-------- Provided material

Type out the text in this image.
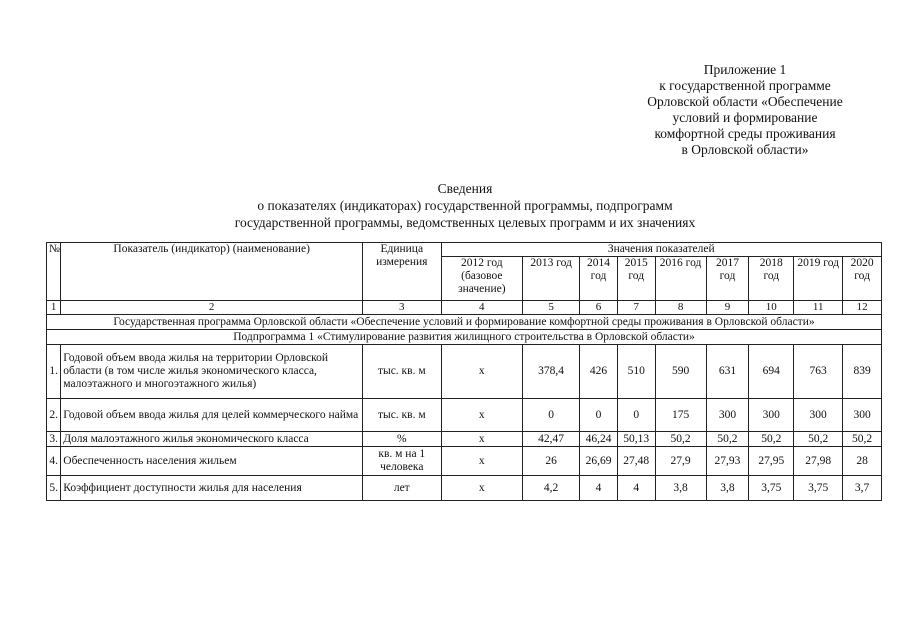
Приложение 1
к государственной программе
Орловской области «Обеспечение
условий и формирование
комфортной среды проживания
в Орловской области»
Сведения
о показателях (индикаторах) государственной программы, подпрограмм
государственной программы, ведомственных целевых программ и их значениях
№	Показатель (индикатор) (наименование)	Единица измерения	Значения показателей								
			2012 год (базовое значение)	2013 год	2014 год	2015 год	2016 год	2017 год	2018 год	2019 год	2020 год
1	2	3	4	5	6	7	8	9	10	11	12
Государственная программа Орловской области «Обеспечение условий и формирование комфортной среды проживания в Орловской области»											
Подпрограмма 1 «Стимулирование развития жилищного строительства в Орловской области»											
1.	Годовой объем ввода жилья на территории Орловской области (в том числе жилья экономического класса, малоэтажного и многоэтажного жилья)	тыс. кв. м	х	378,4	426	510	590	631	694	763	839
2.	Годовой объем ввода жилья для целей коммерческого найма	тыс. кв. м	х	0	0	0	175	300	300	300	300
3.	Доля малоэтажного жилья экономического класса	%	х	42,47	46,24	50,13	50,2	50,2	50,2	50,2	50,2
4.	Обеспеченность населения жильем	кв. м на 1 человека	х	26	26,69	27,48	27,9	27,93	27,95	27,98	28
5.	Коэффициент доступности жилья для населения	лет	х	4,2	4	4	3,8	3,8	3,75	3,75	3,7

----------------

Work required: Using the data above, write out every line exactly, leaving the images behind.

Response below:
Type out the text in this image.
Приложение 1
к государственной программе
Орловской области «Обеспечение
условий и формирование
комфортной среды проживания
в Орловской области»
Сведения
о показателях (индикаторах) государственной программы, подпрограмм
государственной программы, ведомственных целевых программ и их значениях
№	Показатель (индикатор) (наименование)	Единица измерения	Значения показателей								
			2012 год (базовое значение)	2013 год	2014 год	2015 год	2016 год	2017 год	2018 год	2019 год	2020 год
1	2	3	4	5	6	7	8	9	10	11	12
Государственная программа Орловской области «Обеспечение условий и формирование комфортной среды проживания в Орловской области»											
Подпрограмма 1 «Стимулирование развития жилищного строительства в Орловской области»											
1.	Годовой объем ввода жилья на территории Орловской области (в том числе жилья экономического класса, малоэтажного и многоэтажного жилья)	тыс. кв. м	х	378,4	426	510	590	631	694	763	839
2.	Годовой объем ввода жилья для целей коммерческого найма	тыс. кв. м	х	0	0	0	175	300	300	300	300
3.	Доля малоэтажного жилья экономического класса	%	х	42,47	46,24	50,13	50,2	50,2	50,2	50,2	50,2
4.	Обеспеченность населения жильем	кв. м на 1 человека	х	26	26,69	27,48	27,9	27,93	27,95	27,98	28
5.	Коэффициент доступности жилья для населения	лет	х	4,2	4	4	3,8	3,8	3,75	3,75	3,7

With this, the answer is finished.